** BEGIN Source passage **

Misia Candle Night 2015 was a concert tour by Japanese singer Misia and the fourth installment of the Misia Candle Night concert series. The tour started with two back-to-back dates at Kawaguchiko Stellar Theater in Fujikawaguchiko, Yamanashi on September 21-22, 2015, and concluded with two consecutive dates at the World Heritage Site Mount Kōya in Kōya, Wakayama, held as part of the World Heritage Theater project to celebrate the temple's 1200th anniversary, on October 10-11, 2015.

Background
On June 30, 2015, Misia announced she would be hosting a four-date installment of the Misia Candle Night concert series starting in September 2015. On September 18, 2015, it was announced that all pre-sale tickets for the first two shows had sold out. The charity Candle Night Bar stand at the concert venue raised a total of 301,059 yen for both Kawaguchiko Stellar Theater shows combined. Proceeds after expenses benefited the non-profit Mudef.

** END Source passage **

# Directions:
Reproduce the passage about the Misia Candle Night 2015 tour in full, word for word.

** BEGIN Information supplied **

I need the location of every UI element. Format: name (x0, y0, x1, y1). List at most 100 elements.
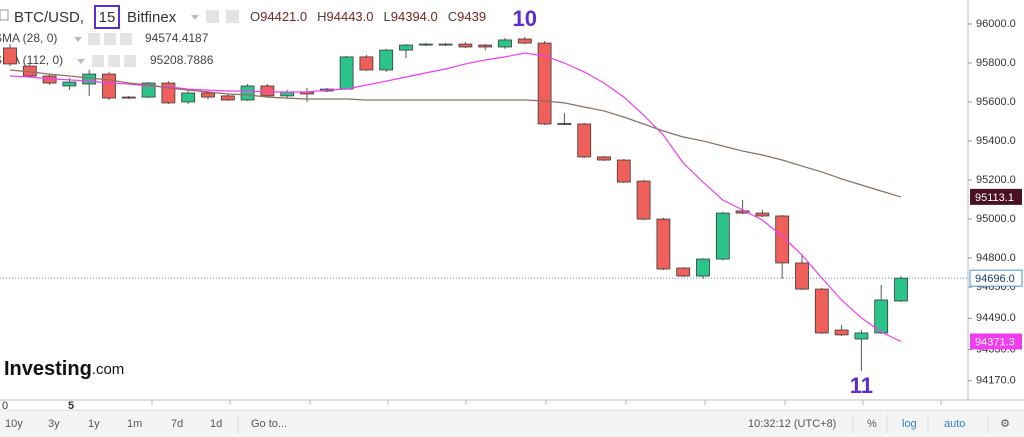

** END Information supplied **

# Solved exercise:
Misia Candle Night 2015 was a concert tour by Japanese singer Misia and the fourth installment of the Misia Candle Night concert series. The tour started with two back-to-back dates at Kawaguchiko Stellar Theater in Fujikawaguchiko, Yamanashi on September 21-22, 2015, and concluded with two consecutive dates at the World Heritage Site Mount Kōya in Kōya, Wakayama, held as part of the World Heritage Theater project to celebrate the temple's 1200th anniversary, on October 10-11, 2015.

Background
On June 30, 2015, Misia announced she would be hosting a four-date installment of the Misia Candle Night concert series starting in September 2015. On September 18, 2015, it was announced that all pre-sale tickets for the first two shows had sold out. The charity Candle Night Bar stand at the concert venue raised a total of 301,059 yen for both Kawaguchiko Stellar Theater shows combined. Proceeds after expenses benefited the non-profit Mudef.